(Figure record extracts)
#####

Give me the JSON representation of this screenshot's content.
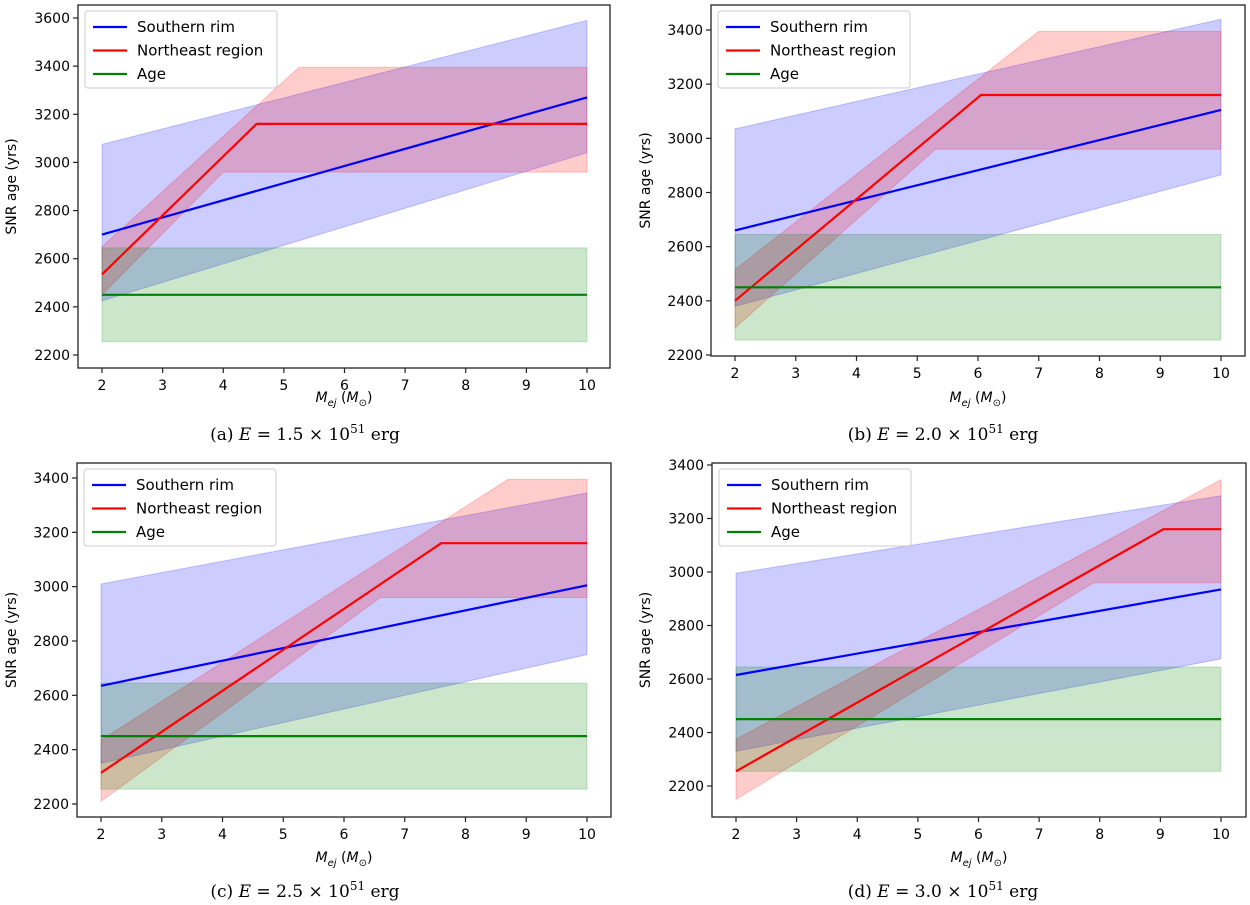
{
  "chart_data": [
    {
      "type": "line",
      "panel_id": "a",
      "caption": {
        "prefix": "(a) ",
        "E_label": "E",
        "equals": " = 1.5 × 10",
        "exponent": "51",
        "unit": " erg"
      },
      "xlabel": "M_ej (M_sun)",
      "xlabel_main": "M",
      "xlabel_sub": "ej",
      "xlabel_unit_open": " (M",
      "xlabel_unit_sub": "⊙",
      "xlabel_unit_close": ")",
      "ylabel": "SNR age (yrs)",
      "xlim": [
        1.6,
        10.4
      ],
      "ylim": [
        2170,
        3620
      ],
      "xticks": [
        2,
        3,
        4,
        5,
        6,
        7,
        8,
        9,
        10
      ],
      "yticks": [
        2200,
        2400,
        2600,
        2800,
        3000,
        3200,
        3400,
        3600
      ],
      "legend": {
        "position": "top-left",
        "entries": [
          "Southern rim",
          "Northeast region",
          "Age"
        ]
      },
      "series": [
        {
          "name": "Southern rim",
          "color": "#0000ff",
          "x": [
            2,
            10
          ],
          "y": [
            2700,
            3270
          ],
          "band": {
            "x": [
              2,
              10
            ],
            "upper": [
              3075,
              3590
            ],
            "lower": [
              2425,
              3040
            ]
          }
        },
        {
          "name": "Northeast region",
          "color": "#ff0000",
          "x": [
            2,
            4.55,
            10
          ],
          "y": [
            2535,
            3160,
            3160
          ],
          "band": {
            "x_upper": [
              2,
              5.25,
              10
            ],
            "upper": [
              2650,
              3395,
              3395
            ],
            "x_lower": [
              2,
              4.0,
              10
            ],
            "lower": [
              2450,
              2960,
              2960
            ]
          }
        },
        {
          "name": "Age",
          "color": "#008000",
          "x": [
            2,
            10
          ],
          "y": [
            2450,
            2450
          ],
          "band": {
            "x": [
              2,
              10
            ],
            "upper": [
              2645,
              2645
            ],
            "lower": [
              2255,
              2255
            ]
          }
        }
      ]
    },
    {
      "type": "line",
      "panel_id": "b",
      "caption": {
        "prefix": "(b) ",
        "E_label": "E",
        "equals": " = 2.0 × 10",
        "exponent": "51",
        "unit": " erg"
      },
      "xlabel": "M_ej (M_sun)",
      "xlabel_main": "M",
      "xlabel_sub": "ej",
      "xlabel_unit_open": " (M",
      "xlabel_unit_sub": "⊙",
      "xlabel_unit_close": ")",
      "ylabel": "SNR age (yrs)",
      "xlim": [
        1.6,
        10.4
      ],
      "ylim": [
        2190,
        3500
      ],
      "xticks": [
        2,
        3,
        4,
        5,
        6,
        7,
        8,
        9,
        10
      ],
      "yticks": [
        2200,
        2400,
        2600,
        2800,
        3000,
        3200,
        3400
      ],
      "legend": {
        "position": "top-left",
        "entries": [
          "Southern rim",
          "Northeast region",
          "Age"
        ]
      },
      "series": [
        {
          "name": "Southern rim",
          "color": "#0000ff",
          "x": [
            2,
            10
          ],
          "y": [
            2660,
            3105
          ],
          "band": {
            "x": [
              2,
              10
            ],
            "upper": [
              3035,
              3440
            ],
            "lower": [
              2380,
              2865
            ]
          }
        },
        {
          "name": "Northeast region",
          "color": "#ff0000",
          "x": [
            2,
            6.05,
            10
          ],
          "y": [
            2400,
            3160,
            3160
          ],
          "band": {
            "x_upper": [
              2,
              7.0,
              10
            ],
            "upper": [
              2515,
              3395,
              3395
            ],
            "x_lower": [
              2,
              5.3,
              10
            ],
            "lower": [
              2300,
              2960,
              2960
            ]
          }
        },
        {
          "name": "Age",
          "color": "#008000",
          "x": [
            2,
            10
          ],
          "y": [
            2450,
            2450
          ],
          "band": {
            "x": [
              2,
              10
            ],
            "upper": [
              2645,
              2645
            ],
            "lower": [
              2255,
              2255
            ]
          }
        }
      ]
    },
    {
      "type": "line",
      "panel_id": "c",
      "caption": {
        "prefix": "(c) ",
        "E_label": "E",
        "equals": " = 2.5 × 10",
        "exponent": "51",
        "unit": " erg"
      },
      "xlabel": "M_ej (M_sun)",
      "xlabel_main": "M",
      "xlabel_sub": "ej",
      "xlabel_unit_open": " (M",
      "xlabel_unit_sub": "⊙",
      "xlabel_unit_close": ")",
      "ylabel": "SNR age (yrs)",
      "xlim": [
        1.6,
        10.4
      ],
      "ylim": [
        2160,
        3460
      ],
      "xticks": [
        2,
        3,
        4,
        5,
        6,
        7,
        8,
        9,
        10
      ],
      "yticks": [
        2200,
        2400,
        2600,
        2800,
        3000,
        3200,
        3400
      ],
      "legend": {
        "position": "top-left",
        "entries": [
          "Southern rim",
          "Northeast region",
          "Age"
        ]
      },
      "series": [
        {
          "name": "Southern rim",
          "color": "#0000ff",
          "x": [
            2,
            10
          ],
          "y": [
            2635,
            3005
          ],
          "band": {
            "x": [
              2,
              10
            ],
            "upper": [
              3010,
              3345
            ],
            "lower": [
              2350,
              2750
            ]
          }
        },
        {
          "name": "Northeast region",
          "color": "#ff0000",
          "x": [
            2,
            7.6,
            10
          ],
          "y": [
            2315,
            3160,
            3160
          ],
          "band": {
            "x_upper": [
              2,
              8.7,
              10
            ],
            "upper": [
              2435,
              3395,
              3395
            ],
            "x_lower": [
              2,
              6.6,
              10
            ],
            "lower": [
              2210,
              2960,
              2960
            ]
          }
        },
        {
          "name": "Age",
          "color": "#008000",
          "x": [
            2,
            10
          ],
          "y": [
            2450,
            2450
          ],
          "band": {
            "x": [
              2,
              10
            ],
            "upper": [
              2645,
              2645
            ],
            "lower": [
              2255,
              2255
            ]
          }
        }
      ]
    },
    {
      "type": "line",
      "panel_id": "d",
      "caption": {
        "prefix": "(d) ",
        "E_label": "E",
        "equals": " = 3.0 × 10",
        "exponent": "51",
        "unit": " erg"
      },
      "xlabel": "M_ej (M_sun)",
      "xlabel_main": "M",
      "xlabel_sub": "ej",
      "xlabel_unit_open": " (M",
      "xlabel_unit_sub": "⊙",
      "xlabel_unit_close": ")",
      "ylabel": "SNR age (yrs)",
      "xlim": [
        1.6,
        10.4
      ],
      "ylim": [
        2085,
        3400
      ],
      "xticks": [
        2,
        3,
        4,
        5,
        6,
        7,
        8,
        9,
        10
      ],
      "yticks": [
        2200,
        2400,
        2600,
        2800,
        3000,
        3200,
        3400
      ],
      "legend": {
        "position": "top-left",
        "entries": [
          "Southern rim",
          "Northeast region",
          "Age"
        ]
      },
      "series": [
        {
          "name": "Southern rim",
          "color": "#0000ff",
          "x": [
            2,
            10
          ],
          "y": [
            2615,
            2935
          ],
          "band": {
            "x": [
              2,
              10
            ],
            "upper": [
              2995,
              3285
            ],
            "lower": [
              2330,
              2675
            ]
          }
        },
        {
          "name": "Northeast region",
          "color": "#ff0000",
          "x": [
            2,
            9.05,
            10
          ],
          "y": [
            2255,
            3160,
            3160
          ],
          "band": {
            "x_upper": [
              2,
              10
            ],
            "upper": [
              2375,
              3345
            ],
            "x_lower": [
              2,
              7.9,
              10
            ],
            "lower": [
              2150,
              2960,
              2960
            ]
          }
        },
        {
          "name": "Age",
          "color": "#008000",
          "x": [
            2,
            10
          ],
          "y": [
            2450,
            2450
          ],
          "band": {
            "x": [
              2,
              10
            ],
            "upper": [
              2645,
              2645
            ],
            "lower": [
              2255,
              2255
            ]
          }
        }
      ]
    }
  ]
}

#####

▸ **Task goal**
Repeat every record above exactly, but leave out any pictures.

▸ **Result of the exercise**
Give me the JSON representation of this screenshot's content.
{
  "chart_data": [
    {
      "type": "line",
      "panel_id": "a",
      "caption": {
        "prefix": "(a) ",
        "E_label": "E",
        "equals": " = 1.5 × 10",
        "exponent": "51",
        "unit": " erg"
      },
      "xlabel": "M_ej (M_sun)",
      "xlabel_main": "M",
      "xlabel_sub": "ej",
      "xlabel_unit_open": " (M",
      "xlabel_unit_sub": "⊙",
      "xlabel_unit_close": ")",
      "ylabel": "SNR age (yrs)",
      "xlim": [
        1.6,
        10.4
      ],
      "ylim": [
        2170,
        3620
      ],
      "xticks": [
        2,
        3,
        4,
        5,
        6,
        7,
        8,
        9,
        10
      ],
      "yticks": [
        2200,
        2400,
        2600,
        2800,
        3000,
        3200,
        3400,
        3600
      ],
      "legend": {
        "position": "top-left",
        "entries": [
          "Southern rim",
          "Northeast region",
          "Age"
        ]
      },
      "series": [
        {
          "name": "Southern rim",
          "color": "#0000ff",
          "x": [
            2,
            10
          ],
          "y": [
            2700,
            3270
          ],
          "band": {
            "x": [
              2,
              10
            ],
            "upper": [
              3075,
              3590
            ],
            "lower": [
              2425,
              3040
            ]
          }
        },
        {
          "name": "Northeast region",
          "color": "#ff0000",
          "x": [
            2,
            4.55,
            10
          ],
          "y": [
            2535,
            3160,
            3160
          ],
          "band": {
            "x_upper": [
              2,
              5.25,
              10
            ],
            "upper": [
              2650,
              3395,
              3395
            ],
            "x_lower": [
              2,
              4.0,
              10
            ],
            "lower": [
              2450,
              2960,
              2960
            ]
          }
        },
        {
          "name": "Age",
          "color": "#008000",
          "x": [
            2,
            10
          ],
          "y": [
            2450,
            2450
          ],
          "band": {
            "x": [
              2,
              10
            ],
            "upper": [
              2645,
              2645
            ],
            "lower": [
              2255,
              2255
            ]
          }
        }
      ]
    },
    {
      "type": "line",
      "panel_id": "b",
      "caption": {
        "prefix": "(b) ",
        "E_label": "E",
        "equals": " = 2.0 × 10",
        "exponent": "51",
        "unit": " erg"
      },
      "xlabel": "M_ej (M_sun)",
      "xlabel_main": "M",
      "xlabel_sub": "ej",
      "xlabel_unit_open": " (M",
      "xlabel_unit_sub": "⊙",
      "xlabel_unit_close": ")",
      "ylabel": "SNR age (yrs)",
      "xlim": [
        1.6,
        10.4
      ],
      "ylim": [
        2190,
        3500
      ],
      "xticks": [
        2,
        3,
        4,
        5,
        6,
        7,
        8,
        9,
        10
      ],
      "yticks": [
        2200,
        2400,
        2600,
        2800,
        3000,
        3200,
        3400
      ],
      "legend": {
        "position": "top-left",
        "entries": [
          "Southern rim",
          "Northeast region",
          "Age"
        ]
      },
      "series": [
        {
          "name": "Southern rim",
          "color": "#0000ff",
          "x": [
            2,
            10
          ],
          "y": [
            2660,
            3105
          ],
          "band": {
            "x": [
              2,
              10
            ],
            "upper": [
              3035,
              3440
            ],
            "lower": [
              2380,
              2865
            ]
          }
        },
        {
          "name": "Northeast region",
          "color": "#ff0000",
          "x": [
            2,
            6.05,
            10
          ],
          "y": [
            2400,
            3160,
            3160
          ],
          "band": {
            "x_upper": [
              2,
              7.0,
              10
            ],
            "upper": [
              2515,
              3395,
              3395
            ],
            "x_lower": [
              2,
              5.3,
              10
            ],
            "lower": [
              2300,
              2960,
              2960
            ]
          }
        },
        {
          "name": "Age",
          "color": "#008000",
          "x": [
            2,
            10
          ],
          "y": [
            2450,
            2450
          ],
          "band": {
            "x": [
              2,
              10
            ],
            "upper": [
              2645,
              2645
            ],
            "lower": [
              2255,
              2255
            ]
          }
        }
      ]
    },
    {
      "type": "line",
      "panel_id": "c",
      "caption": {
        "prefix": "(c) ",
        "E_label": "E",
        "equals": " = 2.5 × 10",
        "exponent": "51",
        "unit": " erg"
      },
      "xlabel": "M_ej (M_sun)",
      "xlabel_main": "M",
      "xlabel_sub": "ej",
      "xlabel_unit_open": " (M",
      "xlabel_unit_sub": "⊙",
      "xlabel_unit_close": ")",
      "ylabel": "SNR age (yrs)",
      "xlim": [
        1.6,
        10.4
      ],
      "ylim": [
        2160,
        3460
      ],
      "xticks": [
        2,
        3,
        4,
        5,
        6,
        7,
        8,
        9,
        10
      ],
      "yticks": [
        2200,
        2400,
        2600,
        2800,
        3000,
        3200,
        3400
      ],
      "legend": {
        "position": "top-left",
        "entries": [
          "Southern rim",
          "Northeast region",
          "Age"
        ]
      },
      "series": [
        {
          "name": "Southern rim",
          "color": "#0000ff",
          "x": [
            2,
            10
          ],
          "y": [
            2635,
            3005
          ],
          "band": {
            "x": [
              2,
              10
            ],
            "upper": [
              3010,
              3345
            ],
            "lower": [
              2350,
              2750
            ]
          }
        },
        {
          "name": "Northeast region",
          "color": "#ff0000",
          "x": [
            2,
            7.6,
            10
          ],
          "y": [
            2315,
            3160,
            3160
          ],
          "band": {
            "x_upper": [
              2,
              8.7,
              10
            ],
            "upper": [
              2435,
              3395,
              3395
            ],
            "x_lower": [
              2,
              6.6,
              10
            ],
            "lower": [
              2210,
              2960,
              2960
            ]
          }
        },
        {
          "name": "Age",
          "color": "#008000",
          "x": [
            2,
            10
          ],
          "y": [
            2450,
            2450
          ],
          "band": {
            "x": [
              2,
              10
            ],
            "upper": [
              2645,
              2645
            ],
            "lower": [
              2255,
              2255
            ]
          }
        }
      ]
    },
    {
      "type": "line",
      "panel_id": "d",
      "caption": {
        "prefix": "(d) ",
        "E_label": "E",
        "equals": " = 3.0 × 10",
        "exponent": "51",
        "unit": " erg"
      },
      "xlabel": "M_ej (M_sun)",
      "xlabel_main": "M",
      "xlabel_sub": "ej",
      "xlabel_unit_open": " (M",
      "xlabel_unit_sub": "⊙",
      "xlabel_unit_close": ")",
      "ylabel": "SNR age (yrs)",
      "xlim": [
        1.6,
        10.4
      ],
      "ylim": [
        2085,
        3400
      ],
      "xticks": [
        2,
        3,
        4,
        5,
        6,
        7,
        8,
        9,
        10
      ],
      "yticks": [
        2200,
        2400,
        2600,
        2800,
        3000,
        3200,
        3400
      ],
      "legend": {
        "position": "top-left",
        "entries": [
          "Southern rim",
          "Northeast region",
          "Age"
        ]
      },
      "series": [
        {
          "name": "Southern rim",
          "color": "#0000ff",
          "x": [
            2,
            10
          ],
          "y": [
            2615,
            2935
          ],
          "band": {
            "x": [
              2,
              10
            ],
            "upper": [
              2995,
              3285
            ],
            "lower": [
              2330,
              2675
            ]
          }
        },
        {
          "name": "Northeast region",
          "color": "#ff0000",
          "x": [
            2,
            9.05,
            10
          ],
          "y": [
            2255,
            3160,
            3160
          ],
          "band": {
            "x_upper": [
              2,
              10
            ],
            "upper": [
              2375,
              3345
            ],
            "x_lower": [
              2,
              7.9,
              10
            ],
            "lower": [
              2150,
              2960,
              2960
            ]
          }
        },
        {
          "name": "Age",
          "color": "#008000",
          "x": [
            2,
            10
          ],
          "y": [
            2450,
            2450
          ],
          "band": {
            "x": [
              2,
              10
            ],
            "upper": [
              2645,
              2645
            ],
            "lower": [
              2255,
              2255
            ]
          }
        }
      ]
    }
  ]
}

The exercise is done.